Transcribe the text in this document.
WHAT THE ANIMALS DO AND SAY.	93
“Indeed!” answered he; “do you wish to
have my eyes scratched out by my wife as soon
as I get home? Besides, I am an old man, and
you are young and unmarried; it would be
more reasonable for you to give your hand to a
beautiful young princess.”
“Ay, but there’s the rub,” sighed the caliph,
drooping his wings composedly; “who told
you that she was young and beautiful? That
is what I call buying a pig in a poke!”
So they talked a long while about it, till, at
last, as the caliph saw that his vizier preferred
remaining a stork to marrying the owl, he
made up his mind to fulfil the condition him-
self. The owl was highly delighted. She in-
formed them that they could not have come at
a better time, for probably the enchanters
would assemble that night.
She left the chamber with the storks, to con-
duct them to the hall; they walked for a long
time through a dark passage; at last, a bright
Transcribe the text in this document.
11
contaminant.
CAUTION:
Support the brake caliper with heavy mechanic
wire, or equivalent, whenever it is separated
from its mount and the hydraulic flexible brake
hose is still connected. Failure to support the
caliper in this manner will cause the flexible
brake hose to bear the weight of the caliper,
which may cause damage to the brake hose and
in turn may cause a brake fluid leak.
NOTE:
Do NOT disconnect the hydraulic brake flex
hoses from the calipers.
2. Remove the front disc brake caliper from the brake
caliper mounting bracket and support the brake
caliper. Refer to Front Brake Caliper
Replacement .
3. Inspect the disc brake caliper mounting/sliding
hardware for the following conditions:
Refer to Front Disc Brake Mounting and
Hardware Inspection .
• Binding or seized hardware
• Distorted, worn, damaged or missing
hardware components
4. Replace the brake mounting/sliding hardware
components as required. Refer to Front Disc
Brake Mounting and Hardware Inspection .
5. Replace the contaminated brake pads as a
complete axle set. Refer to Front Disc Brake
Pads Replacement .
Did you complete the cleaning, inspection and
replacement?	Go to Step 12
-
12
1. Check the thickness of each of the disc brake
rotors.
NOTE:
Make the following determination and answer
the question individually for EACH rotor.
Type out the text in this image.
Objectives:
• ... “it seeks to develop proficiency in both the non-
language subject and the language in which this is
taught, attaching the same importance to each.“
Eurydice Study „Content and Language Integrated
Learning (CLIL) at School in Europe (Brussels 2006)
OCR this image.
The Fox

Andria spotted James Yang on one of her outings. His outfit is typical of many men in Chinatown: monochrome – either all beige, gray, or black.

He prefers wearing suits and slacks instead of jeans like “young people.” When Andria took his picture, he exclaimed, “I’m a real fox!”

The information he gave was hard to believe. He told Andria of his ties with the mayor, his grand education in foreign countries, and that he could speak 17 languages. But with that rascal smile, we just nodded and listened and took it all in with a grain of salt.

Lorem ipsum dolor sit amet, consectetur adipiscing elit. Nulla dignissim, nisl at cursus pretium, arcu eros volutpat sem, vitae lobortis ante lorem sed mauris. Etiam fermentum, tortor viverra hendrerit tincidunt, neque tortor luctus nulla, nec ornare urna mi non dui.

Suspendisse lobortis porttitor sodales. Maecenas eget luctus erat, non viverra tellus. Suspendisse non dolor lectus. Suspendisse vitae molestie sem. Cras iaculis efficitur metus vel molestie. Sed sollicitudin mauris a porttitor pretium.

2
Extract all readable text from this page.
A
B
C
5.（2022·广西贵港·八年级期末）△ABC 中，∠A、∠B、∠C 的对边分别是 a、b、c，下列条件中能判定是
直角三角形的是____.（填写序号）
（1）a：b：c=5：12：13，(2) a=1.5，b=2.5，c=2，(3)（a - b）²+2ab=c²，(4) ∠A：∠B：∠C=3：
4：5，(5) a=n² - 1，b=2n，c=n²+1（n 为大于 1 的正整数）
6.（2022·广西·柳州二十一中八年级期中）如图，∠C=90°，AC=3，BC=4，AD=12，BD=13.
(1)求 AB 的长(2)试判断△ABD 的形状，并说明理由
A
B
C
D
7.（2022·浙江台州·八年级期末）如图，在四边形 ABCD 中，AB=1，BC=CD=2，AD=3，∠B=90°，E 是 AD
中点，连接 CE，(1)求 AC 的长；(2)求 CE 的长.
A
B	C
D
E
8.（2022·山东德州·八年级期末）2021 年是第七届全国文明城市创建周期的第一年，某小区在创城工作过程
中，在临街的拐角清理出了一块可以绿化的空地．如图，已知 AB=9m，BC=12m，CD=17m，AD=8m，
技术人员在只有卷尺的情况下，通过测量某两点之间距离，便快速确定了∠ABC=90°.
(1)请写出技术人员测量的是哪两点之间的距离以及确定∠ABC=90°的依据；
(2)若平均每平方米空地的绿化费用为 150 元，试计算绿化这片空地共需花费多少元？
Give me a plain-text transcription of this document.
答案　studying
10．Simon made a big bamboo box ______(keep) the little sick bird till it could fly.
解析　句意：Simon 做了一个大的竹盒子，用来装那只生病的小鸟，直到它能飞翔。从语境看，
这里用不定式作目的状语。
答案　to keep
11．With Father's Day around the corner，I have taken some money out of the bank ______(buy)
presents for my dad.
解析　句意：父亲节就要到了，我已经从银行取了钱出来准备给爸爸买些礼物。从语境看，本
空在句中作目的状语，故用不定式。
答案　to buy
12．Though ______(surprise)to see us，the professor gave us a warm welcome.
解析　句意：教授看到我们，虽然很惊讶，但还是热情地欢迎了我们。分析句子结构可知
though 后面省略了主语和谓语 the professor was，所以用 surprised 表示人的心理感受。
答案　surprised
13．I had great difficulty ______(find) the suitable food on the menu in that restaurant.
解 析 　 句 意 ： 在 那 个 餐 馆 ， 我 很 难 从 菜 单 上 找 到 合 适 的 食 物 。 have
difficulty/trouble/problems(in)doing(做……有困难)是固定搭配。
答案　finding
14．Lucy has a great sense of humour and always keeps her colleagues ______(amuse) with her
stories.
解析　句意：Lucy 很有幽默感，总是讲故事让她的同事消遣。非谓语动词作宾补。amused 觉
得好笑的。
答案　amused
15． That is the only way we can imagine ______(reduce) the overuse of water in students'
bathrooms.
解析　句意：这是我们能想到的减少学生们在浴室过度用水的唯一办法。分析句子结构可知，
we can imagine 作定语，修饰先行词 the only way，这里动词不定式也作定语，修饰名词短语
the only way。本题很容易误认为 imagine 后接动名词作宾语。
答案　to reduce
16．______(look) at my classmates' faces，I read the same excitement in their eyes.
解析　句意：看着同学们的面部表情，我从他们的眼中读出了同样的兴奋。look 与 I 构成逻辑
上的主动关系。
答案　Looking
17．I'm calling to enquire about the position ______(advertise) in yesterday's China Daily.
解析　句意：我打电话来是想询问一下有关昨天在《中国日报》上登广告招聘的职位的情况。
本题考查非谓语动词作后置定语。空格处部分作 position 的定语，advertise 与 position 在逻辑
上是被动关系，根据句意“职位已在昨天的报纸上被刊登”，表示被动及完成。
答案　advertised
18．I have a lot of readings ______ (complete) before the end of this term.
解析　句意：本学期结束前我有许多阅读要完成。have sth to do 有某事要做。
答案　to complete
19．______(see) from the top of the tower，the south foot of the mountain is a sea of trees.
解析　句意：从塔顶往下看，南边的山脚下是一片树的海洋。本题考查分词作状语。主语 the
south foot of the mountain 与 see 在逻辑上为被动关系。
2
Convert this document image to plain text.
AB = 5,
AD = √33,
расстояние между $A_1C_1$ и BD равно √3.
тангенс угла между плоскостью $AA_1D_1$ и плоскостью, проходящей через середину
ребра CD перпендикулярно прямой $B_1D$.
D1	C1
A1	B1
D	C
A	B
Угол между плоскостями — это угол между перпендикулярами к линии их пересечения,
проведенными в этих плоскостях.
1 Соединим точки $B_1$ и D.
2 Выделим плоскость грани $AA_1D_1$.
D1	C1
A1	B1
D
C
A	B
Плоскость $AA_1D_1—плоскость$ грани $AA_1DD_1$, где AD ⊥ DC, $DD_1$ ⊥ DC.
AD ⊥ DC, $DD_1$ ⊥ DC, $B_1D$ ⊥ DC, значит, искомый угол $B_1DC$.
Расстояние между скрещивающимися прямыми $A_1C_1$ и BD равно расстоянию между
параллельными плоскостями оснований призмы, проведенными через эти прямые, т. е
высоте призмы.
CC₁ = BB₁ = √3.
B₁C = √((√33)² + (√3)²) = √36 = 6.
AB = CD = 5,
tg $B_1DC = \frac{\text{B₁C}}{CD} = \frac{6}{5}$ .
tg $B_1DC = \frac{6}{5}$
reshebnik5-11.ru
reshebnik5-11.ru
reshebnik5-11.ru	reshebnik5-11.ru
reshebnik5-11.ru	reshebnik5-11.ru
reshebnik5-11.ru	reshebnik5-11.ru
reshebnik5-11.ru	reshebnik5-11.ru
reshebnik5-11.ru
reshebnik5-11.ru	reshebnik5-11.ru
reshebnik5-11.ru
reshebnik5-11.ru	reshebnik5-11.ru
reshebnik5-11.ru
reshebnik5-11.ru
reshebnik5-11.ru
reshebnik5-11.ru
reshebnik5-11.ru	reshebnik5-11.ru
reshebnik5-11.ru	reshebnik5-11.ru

**REQUEST:**
In the records above, collect each line with "mountain".

**WRITTEN ANSWER:**
19．______(see) from the top of the tower，the south foot of the mountain is a sea of trees.
south foot of the mountain 与 see 在逻辑上为被动关系。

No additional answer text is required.